- _WORK INSTRUCTIONS_
From the line with "Read out every word on this page." through the final line, transcribe the material below character for character; include no other lines.
=== MATERIAL ===
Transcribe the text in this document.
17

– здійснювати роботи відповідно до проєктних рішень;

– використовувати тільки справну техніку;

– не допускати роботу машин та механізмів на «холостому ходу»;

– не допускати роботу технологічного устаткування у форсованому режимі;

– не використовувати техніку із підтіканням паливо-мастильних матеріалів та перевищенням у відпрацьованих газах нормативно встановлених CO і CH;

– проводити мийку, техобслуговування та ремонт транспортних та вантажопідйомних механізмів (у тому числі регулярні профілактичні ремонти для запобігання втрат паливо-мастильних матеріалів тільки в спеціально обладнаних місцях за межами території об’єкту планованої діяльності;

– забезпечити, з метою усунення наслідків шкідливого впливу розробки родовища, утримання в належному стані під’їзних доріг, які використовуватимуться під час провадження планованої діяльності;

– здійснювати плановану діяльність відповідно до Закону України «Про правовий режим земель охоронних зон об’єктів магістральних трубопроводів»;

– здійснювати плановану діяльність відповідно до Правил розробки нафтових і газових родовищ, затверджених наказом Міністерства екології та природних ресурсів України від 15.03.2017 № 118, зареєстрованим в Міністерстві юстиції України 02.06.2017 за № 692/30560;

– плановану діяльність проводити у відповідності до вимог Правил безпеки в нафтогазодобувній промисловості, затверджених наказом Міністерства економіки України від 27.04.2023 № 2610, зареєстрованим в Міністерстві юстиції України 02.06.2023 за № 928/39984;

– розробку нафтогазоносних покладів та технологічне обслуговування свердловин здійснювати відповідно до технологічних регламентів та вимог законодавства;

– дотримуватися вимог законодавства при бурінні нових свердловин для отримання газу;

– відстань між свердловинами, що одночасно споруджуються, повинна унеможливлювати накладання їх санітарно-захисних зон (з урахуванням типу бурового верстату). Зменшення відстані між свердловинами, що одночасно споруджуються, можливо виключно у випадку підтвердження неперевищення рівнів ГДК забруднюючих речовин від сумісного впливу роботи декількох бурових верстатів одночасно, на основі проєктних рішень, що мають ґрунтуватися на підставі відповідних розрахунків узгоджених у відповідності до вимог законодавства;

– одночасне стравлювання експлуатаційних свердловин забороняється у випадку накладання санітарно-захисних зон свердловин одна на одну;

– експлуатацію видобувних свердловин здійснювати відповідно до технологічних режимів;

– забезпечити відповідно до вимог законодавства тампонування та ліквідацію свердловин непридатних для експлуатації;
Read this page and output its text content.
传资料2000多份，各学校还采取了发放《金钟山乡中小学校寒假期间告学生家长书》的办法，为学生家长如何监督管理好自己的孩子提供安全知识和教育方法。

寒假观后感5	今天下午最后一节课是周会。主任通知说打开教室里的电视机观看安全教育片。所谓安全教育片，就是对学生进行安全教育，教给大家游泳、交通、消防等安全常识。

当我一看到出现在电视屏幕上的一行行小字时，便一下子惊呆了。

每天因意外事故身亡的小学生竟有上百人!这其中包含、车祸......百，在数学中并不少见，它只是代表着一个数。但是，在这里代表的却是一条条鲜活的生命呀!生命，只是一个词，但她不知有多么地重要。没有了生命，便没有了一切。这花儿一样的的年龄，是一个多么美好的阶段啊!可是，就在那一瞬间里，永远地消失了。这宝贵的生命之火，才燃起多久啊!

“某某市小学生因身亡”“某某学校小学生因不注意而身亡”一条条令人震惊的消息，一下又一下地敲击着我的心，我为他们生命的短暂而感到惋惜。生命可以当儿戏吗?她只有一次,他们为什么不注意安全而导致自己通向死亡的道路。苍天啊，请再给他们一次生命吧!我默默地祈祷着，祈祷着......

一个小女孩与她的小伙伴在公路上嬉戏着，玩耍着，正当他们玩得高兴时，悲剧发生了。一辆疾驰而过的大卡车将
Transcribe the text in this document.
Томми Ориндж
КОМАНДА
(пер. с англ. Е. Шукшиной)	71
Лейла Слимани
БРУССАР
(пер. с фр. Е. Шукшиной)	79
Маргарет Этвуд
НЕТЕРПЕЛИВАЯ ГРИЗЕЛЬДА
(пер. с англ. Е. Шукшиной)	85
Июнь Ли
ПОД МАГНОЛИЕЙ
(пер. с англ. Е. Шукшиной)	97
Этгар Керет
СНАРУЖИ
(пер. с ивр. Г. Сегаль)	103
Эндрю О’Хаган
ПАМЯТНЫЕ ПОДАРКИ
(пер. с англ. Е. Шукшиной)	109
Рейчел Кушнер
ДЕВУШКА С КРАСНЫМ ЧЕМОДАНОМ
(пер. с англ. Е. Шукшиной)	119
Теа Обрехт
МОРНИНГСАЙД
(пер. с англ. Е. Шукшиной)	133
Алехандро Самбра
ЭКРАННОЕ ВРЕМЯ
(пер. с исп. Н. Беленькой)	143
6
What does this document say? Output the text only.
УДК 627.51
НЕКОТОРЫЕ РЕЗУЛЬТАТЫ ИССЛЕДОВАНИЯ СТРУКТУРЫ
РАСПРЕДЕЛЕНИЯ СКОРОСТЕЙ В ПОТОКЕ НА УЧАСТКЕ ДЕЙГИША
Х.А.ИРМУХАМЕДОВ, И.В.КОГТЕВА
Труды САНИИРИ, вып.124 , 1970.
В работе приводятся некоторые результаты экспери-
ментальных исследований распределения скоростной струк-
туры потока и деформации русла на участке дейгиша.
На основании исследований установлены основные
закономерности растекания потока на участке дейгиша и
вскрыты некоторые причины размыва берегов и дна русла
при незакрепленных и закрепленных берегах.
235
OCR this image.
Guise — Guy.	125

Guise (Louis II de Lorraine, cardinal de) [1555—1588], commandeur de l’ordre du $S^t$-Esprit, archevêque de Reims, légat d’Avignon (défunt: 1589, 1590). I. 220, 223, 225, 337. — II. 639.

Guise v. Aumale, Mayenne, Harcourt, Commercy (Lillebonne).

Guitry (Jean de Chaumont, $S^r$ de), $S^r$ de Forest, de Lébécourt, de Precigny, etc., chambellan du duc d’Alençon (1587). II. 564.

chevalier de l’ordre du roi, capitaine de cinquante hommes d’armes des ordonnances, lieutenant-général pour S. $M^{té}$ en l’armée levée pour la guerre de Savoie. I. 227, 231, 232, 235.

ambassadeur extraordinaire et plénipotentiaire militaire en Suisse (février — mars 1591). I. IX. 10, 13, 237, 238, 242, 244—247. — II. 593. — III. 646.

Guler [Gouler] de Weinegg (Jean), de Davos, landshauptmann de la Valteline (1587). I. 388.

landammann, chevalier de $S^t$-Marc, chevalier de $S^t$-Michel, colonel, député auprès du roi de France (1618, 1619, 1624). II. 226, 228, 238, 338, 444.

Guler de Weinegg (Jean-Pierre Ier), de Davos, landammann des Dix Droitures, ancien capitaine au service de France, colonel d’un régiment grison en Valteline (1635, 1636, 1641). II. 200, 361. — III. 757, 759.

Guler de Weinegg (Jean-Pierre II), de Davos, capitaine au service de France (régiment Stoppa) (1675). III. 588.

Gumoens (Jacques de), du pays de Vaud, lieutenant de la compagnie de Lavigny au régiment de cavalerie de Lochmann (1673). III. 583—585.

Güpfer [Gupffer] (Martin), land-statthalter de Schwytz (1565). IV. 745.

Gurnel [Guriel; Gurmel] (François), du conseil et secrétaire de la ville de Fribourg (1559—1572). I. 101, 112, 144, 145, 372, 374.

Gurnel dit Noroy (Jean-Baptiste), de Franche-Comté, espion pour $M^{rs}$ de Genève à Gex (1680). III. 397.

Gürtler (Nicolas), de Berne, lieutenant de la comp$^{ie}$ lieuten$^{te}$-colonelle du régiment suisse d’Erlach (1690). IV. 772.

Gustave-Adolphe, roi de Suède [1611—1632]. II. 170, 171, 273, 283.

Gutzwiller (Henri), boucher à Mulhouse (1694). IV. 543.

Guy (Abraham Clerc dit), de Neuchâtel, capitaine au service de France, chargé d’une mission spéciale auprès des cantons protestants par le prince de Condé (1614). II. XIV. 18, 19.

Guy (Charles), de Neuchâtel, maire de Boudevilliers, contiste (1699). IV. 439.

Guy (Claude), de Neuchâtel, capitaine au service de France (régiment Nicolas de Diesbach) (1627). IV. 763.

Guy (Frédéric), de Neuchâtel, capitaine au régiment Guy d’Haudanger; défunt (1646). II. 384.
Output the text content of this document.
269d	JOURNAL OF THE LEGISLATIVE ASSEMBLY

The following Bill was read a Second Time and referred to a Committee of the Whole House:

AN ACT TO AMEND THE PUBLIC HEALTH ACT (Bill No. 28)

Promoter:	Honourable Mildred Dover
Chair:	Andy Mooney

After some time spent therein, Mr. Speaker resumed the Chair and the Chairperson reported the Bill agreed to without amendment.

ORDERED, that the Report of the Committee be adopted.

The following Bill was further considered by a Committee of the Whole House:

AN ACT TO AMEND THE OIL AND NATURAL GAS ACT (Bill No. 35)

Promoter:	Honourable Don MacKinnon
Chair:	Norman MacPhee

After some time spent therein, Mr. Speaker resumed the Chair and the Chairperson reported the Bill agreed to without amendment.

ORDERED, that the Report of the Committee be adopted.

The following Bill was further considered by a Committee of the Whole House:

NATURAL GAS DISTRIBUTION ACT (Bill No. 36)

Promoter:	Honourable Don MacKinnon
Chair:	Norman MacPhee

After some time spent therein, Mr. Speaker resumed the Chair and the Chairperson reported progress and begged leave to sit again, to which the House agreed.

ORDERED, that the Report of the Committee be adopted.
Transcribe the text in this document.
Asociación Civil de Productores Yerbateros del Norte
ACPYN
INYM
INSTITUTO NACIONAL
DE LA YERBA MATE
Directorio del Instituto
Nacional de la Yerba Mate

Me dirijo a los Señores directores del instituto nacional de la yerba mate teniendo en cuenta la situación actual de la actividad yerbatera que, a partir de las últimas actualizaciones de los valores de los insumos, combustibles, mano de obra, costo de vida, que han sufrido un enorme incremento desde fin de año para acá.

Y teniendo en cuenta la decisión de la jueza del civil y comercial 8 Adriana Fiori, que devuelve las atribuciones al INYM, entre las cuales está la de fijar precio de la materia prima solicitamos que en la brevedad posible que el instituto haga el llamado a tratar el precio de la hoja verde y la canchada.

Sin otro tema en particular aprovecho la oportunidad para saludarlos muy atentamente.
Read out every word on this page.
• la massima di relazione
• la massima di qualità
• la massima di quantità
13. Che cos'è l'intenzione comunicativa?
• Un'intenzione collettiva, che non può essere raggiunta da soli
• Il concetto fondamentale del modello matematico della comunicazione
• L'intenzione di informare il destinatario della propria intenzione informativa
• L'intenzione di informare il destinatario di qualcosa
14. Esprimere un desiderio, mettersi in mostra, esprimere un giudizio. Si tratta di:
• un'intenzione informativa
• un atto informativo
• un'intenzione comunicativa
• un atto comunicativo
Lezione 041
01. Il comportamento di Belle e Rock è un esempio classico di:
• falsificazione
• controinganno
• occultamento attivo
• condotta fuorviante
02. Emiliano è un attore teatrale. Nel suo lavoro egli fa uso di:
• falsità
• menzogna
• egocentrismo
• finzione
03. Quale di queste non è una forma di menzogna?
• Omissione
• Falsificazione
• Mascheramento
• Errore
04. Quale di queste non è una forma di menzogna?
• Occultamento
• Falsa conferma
===
- _CORRECT RESULT_
Read out every word on this page.
• la massima di relazione
• la massima di qualità
• la massima di quantità
13. Che cos'è l'intenzione comunicativa?
• Un'intenzione collettiva, che non può essere raggiunta da soli
• Il concetto fondamentale del modello matematico della comunicazione
• L'intenzione di informare il destinatario della propria intenzione informativa
• L'intenzione di informare il destinatario di qualcosa
14. Esprimere un desiderio, mettersi in mostra, esprimere un giudizio. Si tratta di:
• un'intenzione informativa
• un atto informativo
• un'intenzione comunicativa
• un atto comunicativo
Lezione 041
01. Il comportamento di Belle e Rock è un esempio classico di:
• falsificazione
• controinganno
• occultamento attivo
• condotta fuorviante
02. Emiliano è un attore teatrale. Nel suo lavoro egli fa uso di:
• falsità
• menzogna
• egocentrismo
• finzione
03. Quale di queste non è una forma di menzogna?
• Omissione
• Falsificazione
• Mascheramento
• Errore
04. Quale di queste non è una forma di menzogna?
• Occultamento
• Falsa conferma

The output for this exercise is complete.